[Collected data]
○ ○ ○ ○
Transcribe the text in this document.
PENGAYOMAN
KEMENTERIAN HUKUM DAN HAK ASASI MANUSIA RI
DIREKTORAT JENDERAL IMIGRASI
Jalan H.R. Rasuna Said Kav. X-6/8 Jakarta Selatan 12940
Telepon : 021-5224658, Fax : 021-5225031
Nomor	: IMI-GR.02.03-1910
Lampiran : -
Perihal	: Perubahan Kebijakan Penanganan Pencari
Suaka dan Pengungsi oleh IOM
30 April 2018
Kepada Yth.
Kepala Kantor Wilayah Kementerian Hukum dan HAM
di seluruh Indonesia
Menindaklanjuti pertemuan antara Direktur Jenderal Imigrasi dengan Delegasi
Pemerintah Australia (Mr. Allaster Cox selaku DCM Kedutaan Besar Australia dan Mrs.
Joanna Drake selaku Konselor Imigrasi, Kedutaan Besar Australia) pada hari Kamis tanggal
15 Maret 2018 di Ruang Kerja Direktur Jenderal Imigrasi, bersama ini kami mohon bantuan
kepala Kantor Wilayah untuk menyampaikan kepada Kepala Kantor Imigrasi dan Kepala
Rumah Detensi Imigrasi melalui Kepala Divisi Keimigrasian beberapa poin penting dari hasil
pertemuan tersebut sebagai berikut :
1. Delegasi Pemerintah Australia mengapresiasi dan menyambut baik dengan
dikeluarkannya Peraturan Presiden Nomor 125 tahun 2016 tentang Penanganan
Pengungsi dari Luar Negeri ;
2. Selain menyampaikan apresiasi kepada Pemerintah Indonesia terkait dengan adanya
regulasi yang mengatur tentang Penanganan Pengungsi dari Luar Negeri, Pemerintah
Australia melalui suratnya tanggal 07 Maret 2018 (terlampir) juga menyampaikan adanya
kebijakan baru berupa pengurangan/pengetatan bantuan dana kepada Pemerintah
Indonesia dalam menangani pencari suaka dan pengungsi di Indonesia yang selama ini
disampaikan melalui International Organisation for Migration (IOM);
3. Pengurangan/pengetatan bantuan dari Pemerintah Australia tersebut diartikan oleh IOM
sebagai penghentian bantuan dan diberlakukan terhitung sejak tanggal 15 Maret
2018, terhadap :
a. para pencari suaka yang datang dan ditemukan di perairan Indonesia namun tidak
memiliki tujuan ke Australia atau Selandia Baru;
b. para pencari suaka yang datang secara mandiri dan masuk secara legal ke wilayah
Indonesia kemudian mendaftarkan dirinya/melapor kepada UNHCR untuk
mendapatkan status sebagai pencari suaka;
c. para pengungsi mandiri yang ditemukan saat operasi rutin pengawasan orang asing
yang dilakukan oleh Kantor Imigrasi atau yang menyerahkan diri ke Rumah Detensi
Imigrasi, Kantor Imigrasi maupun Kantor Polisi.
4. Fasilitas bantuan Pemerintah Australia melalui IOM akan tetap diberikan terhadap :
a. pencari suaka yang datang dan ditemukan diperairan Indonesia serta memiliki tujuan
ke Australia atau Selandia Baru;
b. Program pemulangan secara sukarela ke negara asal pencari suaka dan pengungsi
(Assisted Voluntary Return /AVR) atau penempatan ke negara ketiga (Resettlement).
○ ○ ○ ○
- _Do this_: Extract the entries above verbatim.

- _Answer to the problem_:
Transcribe the text in this document.
PENGAYOMAN
KEMENTERIAN HUKUM DAN HAK ASASI MANUSIA RI
DIREKTORAT JENDERAL IMIGRASI
Jalan H.R. Rasuna Said Kav. X-6/8 Jakarta Selatan 12940
Telepon : 021-5224658, Fax : 021-5225031
Nomor	: IMI-GR.02.03-1910
Lampiran : -
Perihal	: Perubahan Kebijakan Penanganan Pencari
Suaka dan Pengungsi oleh IOM
30 April 2018
Kepada Yth.
Kepala Kantor Wilayah Kementerian Hukum dan HAM
di seluruh Indonesia
Menindaklanjuti pertemuan antara Direktur Jenderal Imigrasi dengan Delegasi
Pemerintah Australia (Mr. Allaster Cox selaku DCM Kedutaan Besar Australia dan Mrs.
Joanna Drake selaku Konselor Imigrasi, Kedutaan Besar Australia) pada hari Kamis tanggal
15 Maret 2018 di Ruang Kerja Direktur Jenderal Imigrasi, bersama ini kami mohon bantuan
kepala Kantor Wilayah untuk menyampaikan kepada Kepala Kantor Imigrasi dan Kepala
Rumah Detensi Imigrasi melalui Kepala Divisi Keimigrasian beberapa poin penting dari hasil
pertemuan tersebut sebagai berikut :
1. Delegasi Pemerintah Australia mengapresiasi dan menyambut baik dengan
dikeluarkannya Peraturan Presiden Nomor 125 tahun 2016 tentang Penanganan
Pengungsi dari Luar Negeri ;
2. Selain menyampaikan apresiasi kepada Pemerintah Indonesia terkait dengan adanya
regulasi yang mengatur tentang Penanganan Pengungsi dari Luar Negeri, Pemerintah
Australia melalui suratnya tanggal 07 Maret 2018 (terlampir) juga menyampaikan adanya
kebijakan baru berupa pengurangan/pengetatan bantuan dana kepada Pemerintah
Indonesia dalam menangani pencari suaka dan pengungsi di Indonesia yang selama ini
disampaikan melalui International Organisation for Migration (IOM);
3. Pengurangan/pengetatan bantuan dari Pemerintah Australia tersebut diartikan oleh IOM
sebagai penghentian bantuan dan diberlakukan terhitung sejak tanggal 15 Maret
2018, terhadap :
a. para pencari suaka yang datang dan ditemukan di perairan Indonesia namun tidak
memiliki tujuan ke Australia atau Selandia Baru;
b. para pencari suaka yang datang secara mandiri dan masuk secara legal ke wilayah
Indonesia kemudian mendaftarkan dirinya/melapor kepada UNHCR untuk
mendapatkan status sebagai pencari suaka;
c. para pengungsi mandiri yang ditemukan saat operasi rutin pengawasan orang asing
yang dilakukan oleh Kantor Imigrasi atau yang menyerahkan diri ke Rumah Detensi
Imigrasi, Kantor Imigrasi maupun Kantor Polisi.
4. Fasilitas bantuan Pemerintah Australia melalui IOM akan tetap diberikan terhadap :
a. pencari suaka yang datang dan ditemukan diperairan Indonesia serta memiliki tujuan
ke Australia atau Selandia Baru;
b. Program pemulangan secara sukarela ke negara asal pencari suaka dan pengungsi
(Assisted Voluntary Return /AVR) atau penempatan ke negara ketiga (Resettlement).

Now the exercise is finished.